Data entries
-------
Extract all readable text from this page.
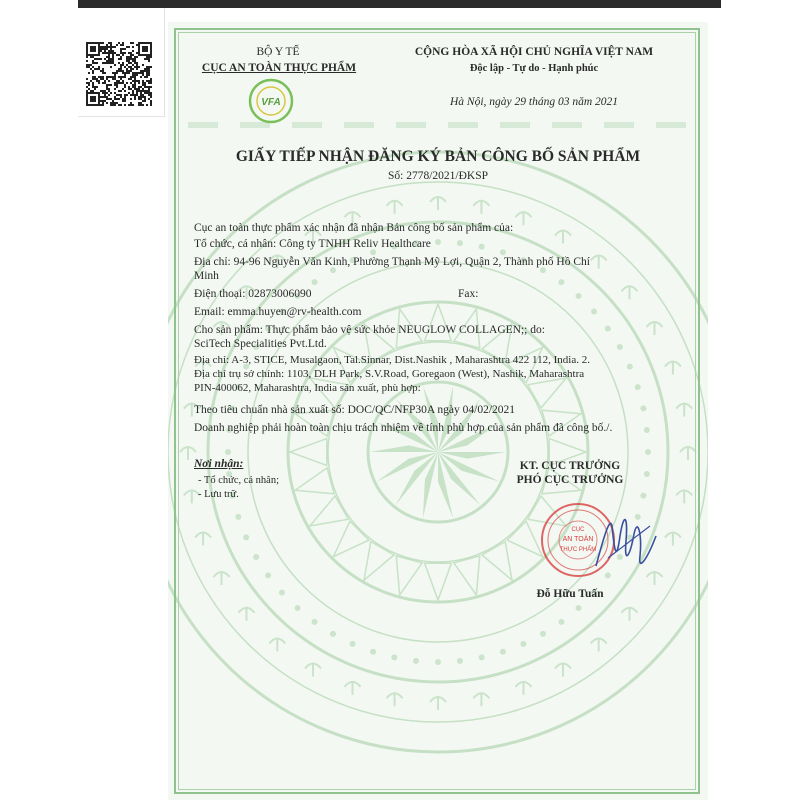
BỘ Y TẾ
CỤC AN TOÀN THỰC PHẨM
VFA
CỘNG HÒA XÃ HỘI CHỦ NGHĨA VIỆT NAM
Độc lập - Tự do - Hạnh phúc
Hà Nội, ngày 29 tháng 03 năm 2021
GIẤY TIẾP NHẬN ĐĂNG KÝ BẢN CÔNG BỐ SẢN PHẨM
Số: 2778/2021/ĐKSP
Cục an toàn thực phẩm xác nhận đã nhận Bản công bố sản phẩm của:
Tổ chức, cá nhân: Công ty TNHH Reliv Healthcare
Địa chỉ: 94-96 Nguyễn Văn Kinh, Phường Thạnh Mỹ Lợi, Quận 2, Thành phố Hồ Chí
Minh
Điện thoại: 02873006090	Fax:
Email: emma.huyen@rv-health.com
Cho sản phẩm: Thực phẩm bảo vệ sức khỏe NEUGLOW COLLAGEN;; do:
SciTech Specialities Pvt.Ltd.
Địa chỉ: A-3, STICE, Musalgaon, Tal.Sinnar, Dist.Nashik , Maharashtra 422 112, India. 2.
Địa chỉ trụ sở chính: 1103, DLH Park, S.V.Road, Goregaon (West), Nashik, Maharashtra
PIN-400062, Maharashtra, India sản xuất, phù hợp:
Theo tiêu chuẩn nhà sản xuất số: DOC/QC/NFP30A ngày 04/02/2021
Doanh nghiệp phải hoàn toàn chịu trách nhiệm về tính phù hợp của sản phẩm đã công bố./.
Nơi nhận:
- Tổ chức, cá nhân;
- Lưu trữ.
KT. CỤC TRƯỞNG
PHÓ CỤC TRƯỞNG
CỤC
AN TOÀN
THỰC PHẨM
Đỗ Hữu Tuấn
-------
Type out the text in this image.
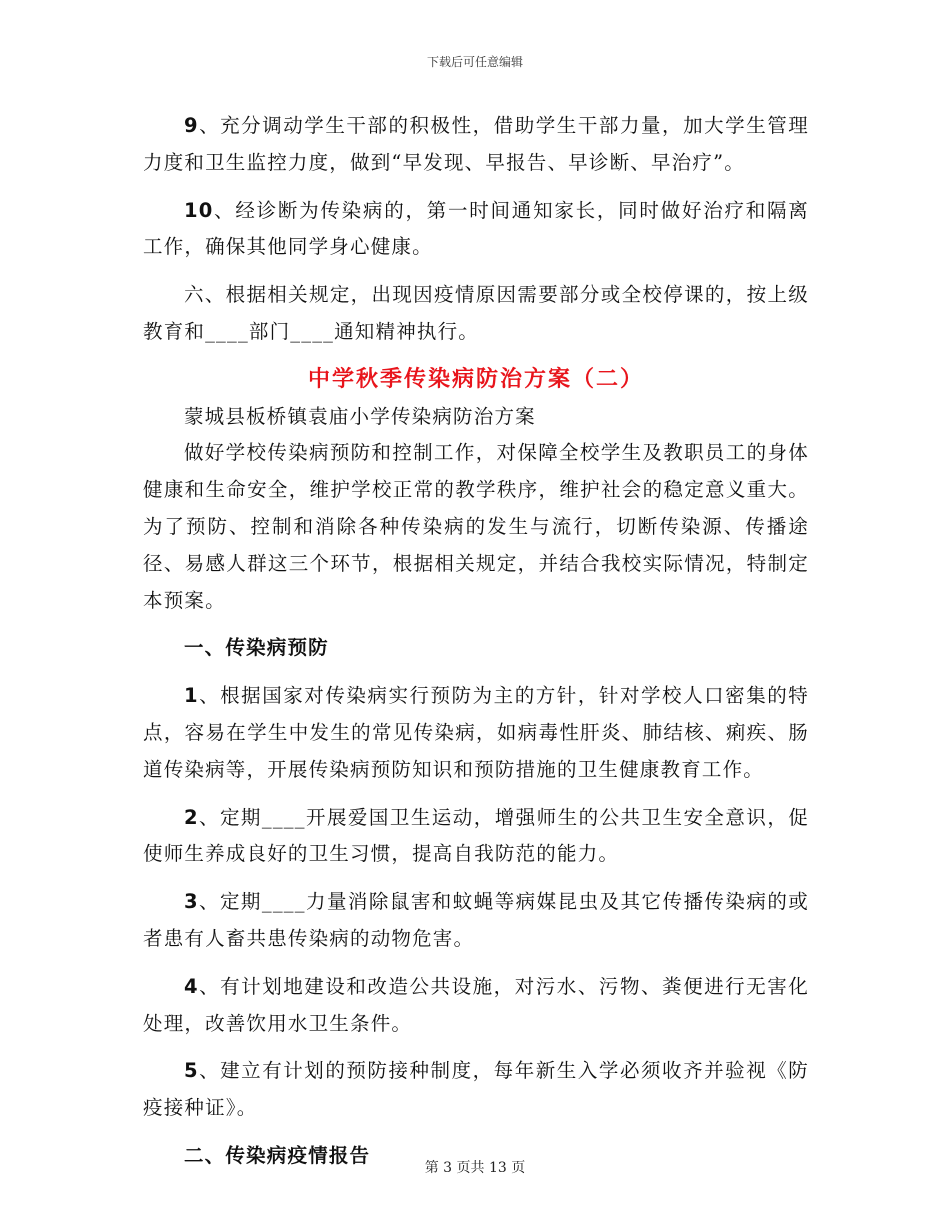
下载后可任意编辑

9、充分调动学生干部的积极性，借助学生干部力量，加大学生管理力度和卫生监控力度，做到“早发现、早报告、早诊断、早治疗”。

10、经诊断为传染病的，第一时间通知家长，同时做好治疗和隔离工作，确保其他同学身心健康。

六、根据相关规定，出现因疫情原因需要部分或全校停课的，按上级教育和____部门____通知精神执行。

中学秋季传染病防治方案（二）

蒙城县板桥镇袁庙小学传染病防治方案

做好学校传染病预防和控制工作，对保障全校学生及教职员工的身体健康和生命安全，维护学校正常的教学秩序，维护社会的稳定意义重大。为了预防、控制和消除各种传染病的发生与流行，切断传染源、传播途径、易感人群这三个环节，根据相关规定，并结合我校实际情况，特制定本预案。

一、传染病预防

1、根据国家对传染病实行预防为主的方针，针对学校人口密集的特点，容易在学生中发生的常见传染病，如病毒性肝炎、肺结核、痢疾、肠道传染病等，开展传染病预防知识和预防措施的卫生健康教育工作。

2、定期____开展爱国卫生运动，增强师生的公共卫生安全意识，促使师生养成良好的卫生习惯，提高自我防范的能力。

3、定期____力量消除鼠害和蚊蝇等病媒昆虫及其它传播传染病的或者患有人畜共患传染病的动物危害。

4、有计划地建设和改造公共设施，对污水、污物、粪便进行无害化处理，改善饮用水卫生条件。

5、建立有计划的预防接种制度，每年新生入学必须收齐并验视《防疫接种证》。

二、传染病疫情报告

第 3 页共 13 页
-------
Go through the lines above. Select every one that has the string "this".

TASK SOLUTION:
Extract all readable text from this page.
Type out the text in this image.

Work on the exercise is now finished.